• Problem description: Output all lines exactly, with nothing added or dropped.

• Dataset records:
________________________________________
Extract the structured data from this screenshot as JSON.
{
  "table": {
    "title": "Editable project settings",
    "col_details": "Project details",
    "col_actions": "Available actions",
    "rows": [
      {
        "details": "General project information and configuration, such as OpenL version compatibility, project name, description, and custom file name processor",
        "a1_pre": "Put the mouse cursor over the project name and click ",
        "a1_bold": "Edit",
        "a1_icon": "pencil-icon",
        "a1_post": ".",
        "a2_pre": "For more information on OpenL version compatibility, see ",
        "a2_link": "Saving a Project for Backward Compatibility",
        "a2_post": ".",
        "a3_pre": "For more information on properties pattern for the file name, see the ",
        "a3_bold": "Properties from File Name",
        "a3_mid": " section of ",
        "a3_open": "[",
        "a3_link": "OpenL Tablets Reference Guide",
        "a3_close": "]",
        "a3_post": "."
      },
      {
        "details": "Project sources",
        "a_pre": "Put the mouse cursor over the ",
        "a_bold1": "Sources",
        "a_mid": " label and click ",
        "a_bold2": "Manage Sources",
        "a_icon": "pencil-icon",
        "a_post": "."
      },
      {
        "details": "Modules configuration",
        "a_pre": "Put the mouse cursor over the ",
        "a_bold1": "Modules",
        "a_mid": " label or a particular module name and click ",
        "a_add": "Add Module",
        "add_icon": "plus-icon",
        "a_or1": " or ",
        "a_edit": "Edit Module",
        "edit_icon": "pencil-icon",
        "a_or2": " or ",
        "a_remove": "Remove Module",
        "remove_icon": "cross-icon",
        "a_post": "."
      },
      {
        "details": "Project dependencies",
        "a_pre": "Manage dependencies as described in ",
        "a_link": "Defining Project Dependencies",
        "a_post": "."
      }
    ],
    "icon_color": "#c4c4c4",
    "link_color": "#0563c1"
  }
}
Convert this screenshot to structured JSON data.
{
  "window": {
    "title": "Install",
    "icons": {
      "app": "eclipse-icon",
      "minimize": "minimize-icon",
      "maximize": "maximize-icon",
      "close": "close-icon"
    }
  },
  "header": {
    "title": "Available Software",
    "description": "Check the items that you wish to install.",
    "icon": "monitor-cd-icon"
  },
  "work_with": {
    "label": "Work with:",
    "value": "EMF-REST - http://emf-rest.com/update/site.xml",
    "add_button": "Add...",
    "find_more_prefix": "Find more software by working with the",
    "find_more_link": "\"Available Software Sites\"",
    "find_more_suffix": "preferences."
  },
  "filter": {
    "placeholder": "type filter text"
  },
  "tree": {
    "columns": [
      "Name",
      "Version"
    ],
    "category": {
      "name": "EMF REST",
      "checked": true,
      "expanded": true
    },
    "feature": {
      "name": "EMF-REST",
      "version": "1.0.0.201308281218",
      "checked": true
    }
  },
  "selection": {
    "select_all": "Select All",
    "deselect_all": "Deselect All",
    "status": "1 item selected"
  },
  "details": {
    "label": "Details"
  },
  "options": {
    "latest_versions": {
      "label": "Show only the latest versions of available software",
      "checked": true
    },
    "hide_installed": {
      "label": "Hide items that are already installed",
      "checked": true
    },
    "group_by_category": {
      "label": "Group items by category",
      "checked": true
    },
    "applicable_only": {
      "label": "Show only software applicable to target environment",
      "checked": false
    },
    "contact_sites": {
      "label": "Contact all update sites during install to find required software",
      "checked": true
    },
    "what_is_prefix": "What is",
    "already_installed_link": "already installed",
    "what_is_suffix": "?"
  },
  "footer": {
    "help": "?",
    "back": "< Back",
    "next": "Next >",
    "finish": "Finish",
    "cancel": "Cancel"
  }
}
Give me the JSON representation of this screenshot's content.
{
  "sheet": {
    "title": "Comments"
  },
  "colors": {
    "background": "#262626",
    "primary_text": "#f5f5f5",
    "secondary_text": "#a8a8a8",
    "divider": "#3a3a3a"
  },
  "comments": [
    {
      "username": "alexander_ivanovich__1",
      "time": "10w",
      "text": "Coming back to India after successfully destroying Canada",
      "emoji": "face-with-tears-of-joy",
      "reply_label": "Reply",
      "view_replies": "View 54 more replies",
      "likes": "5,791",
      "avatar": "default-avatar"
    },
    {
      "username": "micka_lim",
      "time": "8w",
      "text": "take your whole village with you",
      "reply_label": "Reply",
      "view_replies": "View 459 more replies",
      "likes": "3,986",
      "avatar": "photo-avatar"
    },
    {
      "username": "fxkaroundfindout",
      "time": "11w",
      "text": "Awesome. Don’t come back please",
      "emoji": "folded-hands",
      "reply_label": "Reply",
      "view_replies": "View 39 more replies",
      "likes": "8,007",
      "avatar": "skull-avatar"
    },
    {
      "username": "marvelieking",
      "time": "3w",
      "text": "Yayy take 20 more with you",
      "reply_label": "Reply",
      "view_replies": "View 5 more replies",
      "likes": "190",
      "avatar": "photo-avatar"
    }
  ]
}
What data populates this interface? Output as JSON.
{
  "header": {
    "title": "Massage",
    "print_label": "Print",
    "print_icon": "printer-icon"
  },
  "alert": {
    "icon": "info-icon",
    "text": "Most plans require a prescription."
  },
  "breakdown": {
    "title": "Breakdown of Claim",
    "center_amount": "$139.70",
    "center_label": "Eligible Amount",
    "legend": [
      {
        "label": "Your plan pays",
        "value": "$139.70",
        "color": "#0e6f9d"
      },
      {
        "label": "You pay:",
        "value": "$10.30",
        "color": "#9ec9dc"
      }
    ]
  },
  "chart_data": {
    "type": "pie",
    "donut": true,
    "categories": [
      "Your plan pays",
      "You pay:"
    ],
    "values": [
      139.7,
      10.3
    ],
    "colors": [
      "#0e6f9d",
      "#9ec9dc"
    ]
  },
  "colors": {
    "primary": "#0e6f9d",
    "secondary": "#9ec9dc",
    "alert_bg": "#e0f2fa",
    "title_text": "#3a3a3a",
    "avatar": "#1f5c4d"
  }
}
________________________________________
• Task solution:
Extract the structured data from this screenshot as JSON.
{
  "table": {
    "title": "Editable project settings",
    "col_details": "Project details",
    "col_actions": "Available actions",
    "rows": [
      {
        "details": "General project information and configuration, such as OpenL version compatibility, project name, description, and custom file name processor",
        "a1_pre": "Put the mouse cursor over the project name and click ",
        "a1_bold": "Edit",
        "a1_icon": "pencil-icon",
        "a1_post": ".",
        "a2_pre": "For more information on OpenL version compatibility, see ",
        "a2_link": "Saving a Project for Backward Compatibility",
        "a2_post": ".",
        "a3_pre": "For more information on properties pattern for the file name, see the ",
        "a3_bold": "Properties from File Name",
        "a3_mid": " section of ",
        "a3_open": "[",
        "a3_link": "OpenL Tablets Reference Guide",
        "a3_close": "]",
        "a3_post": "."
      },
      {
        "details": "Project sources",
        "a_pre": "Put the mouse cursor over the ",
        "a_bold1": "Sources",
        "a_mid": " label and click ",
        "a_bold2": "Manage Sources",
        "a_icon": "pencil-icon",
        "a_post": "."
      },
      {
        "details": "Modules configuration",
        "a_pre": "Put the mouse cursor over the ",
        "a_bold1": "Modules",
        "a_mid": " label or a particular module name and click ",
        "a_add": "Add Module",
        "add_icon": "plus-icon",
        "a_or1": " or ",
        "a_edit": "Edit Module",
        "edit_icon": "pencil-icon",
        "a_or2": " or ",
        "a_remove": "Remove Module",
        "remove_icon": "cross-icon",
        "a_post": "."
      },
      {
        "details": "Project dependencies",
        "a_pre": "Manage dependencies as described in ",
        "a_link": "Defining Project Dependencies",
        "a_post": "."
      }
    ],
    "icon_color": "#c4c4c4",
    "link_color": "#0563c1"
  }
}
Convert this screenshot to structured JSON data.
{
  "window": {
    "title": "Install",
    "icons": {
      "app": "eclipse-icon",
      "minimize": "minimize-icon",
      "maximize": "maximize-icon",
      "close": "close-icon"
    }
  },
  "header": {
    "title": "Available Software",
    "description": "Check the items that you wish to install.",
    "icon": "monitor-cd-icon"
  },
  "work_with": {
    "label": "Work with:",
    "value": "EMF-REST - http://emf-rest.com/update/site.xml",
    "add_button": "Add...",
    "find_more_prefix": "Find more software by working with the",
    "find_more_link": "\"Available Software Sites\"",
    "find_more_suffix": "preferences."
  },
  "filter": {
    "placeholder": "type filter text"
  },
  "tree": {
    "columns": [
      "Name",
      "Version"
    ],
    "category": {
      "name": "EMF REST",
      "checked": true,
      "expanded": true
    },
    "feature": {
      "name": "EMF-REST",
      "version": "1.0.0.201308281218",
      "checked": true
    }
  },
  "selection": {
    "select_all": "Select All",
    "deselect_all": "Deselect All",
    "status": "1 item selected"
  },
  "details": {
    "label": "Details"
  },
  "options": {
    "latest_versions": {
      "label": "Show only the latest versions of available software",
      "checked": true
    },
    "hide_installed": {
      "label": "Hide items that are already installed",
      "checked": true
    },
    "group_by_category": {
      "label": "Group items by category",
      "checked": true
    },
    "applicable_only": {
      "label": "Show only software applicable to target environment",
      "checked": false
    },
    "contact_sites": {
      "label": "Contact all update sites during install to find required software",
      "checked": true
    },
    "what_is_prefix": "What is",
    "already_installed_link": "already installed",
    "what_is_suffix": "?"
  },
  "footer": {
    "help": "?",
    "back": "< Back",
    "next": "Next >",
    "finish": "Finish",
    "cancel": "Cancel"
  }
}
Give me the JSON representation of this screenshot's content.
{
  "sheet": {
    "title": "Comments"
  },
  "colors": {
    "background": "#262626",
    "primary_text": "#f5f5f5",
    "secondary_text": "#a8a8a8",
    "divider": "#3a3a3a"
  },
  "comments": [
    {
      "username": "alexander_ivanovich__1",
      "time": "10w",
      "text": "Coming back to India after successfully destroying Canada",
      "emoji": "face-with-tears-of-joy",
      "reply_label": "Reply",
      "view_replies": "View 54 more replies",
      "likes": "5,791",
      "avatar": "default-avatar"
    },
    {
      "username": "micka_lim",
      "time": "8w",
      "text": "take your whole village with you",
      "reply_label": "Reply",
      "view_replies": "View 459 more replies",
      "likes": "3,986",
      "avatar": "photo-avatar"
    },
    {
      "username": "fxkaroundfindout",
      "time": "11w",
      "text": "Awesome. Don’t come back please",
      "emoji": "folded-hands",
      "reply_label": "Reply",
      "view_replies": "View 39 more replies",
      "likes": "8,007",
      "avatar": "skull-avatar"
    },
    {
      "username": "marvelieking",
      "time": "3w",
      "text": "Yayy take 20 more with you",
      "reply_label": "Reply",
      "view_replies": "View 5 more replies",
      "likes": "190",
      "avatar": "photo-avatar"
    }
  ]
}
What data populates this interface? Output as JSON.
{
  "header": {
    "title": "Massage",
    "print_label": "Print",
    "print_icon": "printer-icon"
  },
  "alert": {
    "icon": "info-icon",
    "text": "Most plans require a prescription."
  },
  "breakdown": {
    "title": "Breakdown of Claim",
    "center_amount": "$139.70",
    "center_label": "Eligible Amount",
    "legend": [
      {
        "label": "Your plan pays",
        "value": "$139.70",
        "color": "#0e6f9d"
      },
      {
        "label": "You pay:",
        "value": "$10.30",
        "color": "#9ec9dc"
      }
    ]
  },
  "chart_data": {
    "type": "pie",
    "donut": true,
    "categories": [
      "Your plan pays",
      "You pay:"
    ],
    "values": [
      139.7,
      10.3
    ],
    "colors": [
      "#0e6f9d",
      "#9ec9dc"
    ]
  },
  "colors": {
    "primary": "#0e6f9d",
    "secondary": "#9ec9dc",
    "alert_bg": "#e0f2fa",
    "title_text": "#3a3a3a",
    "avatar": "#1f5c4d"
  }
}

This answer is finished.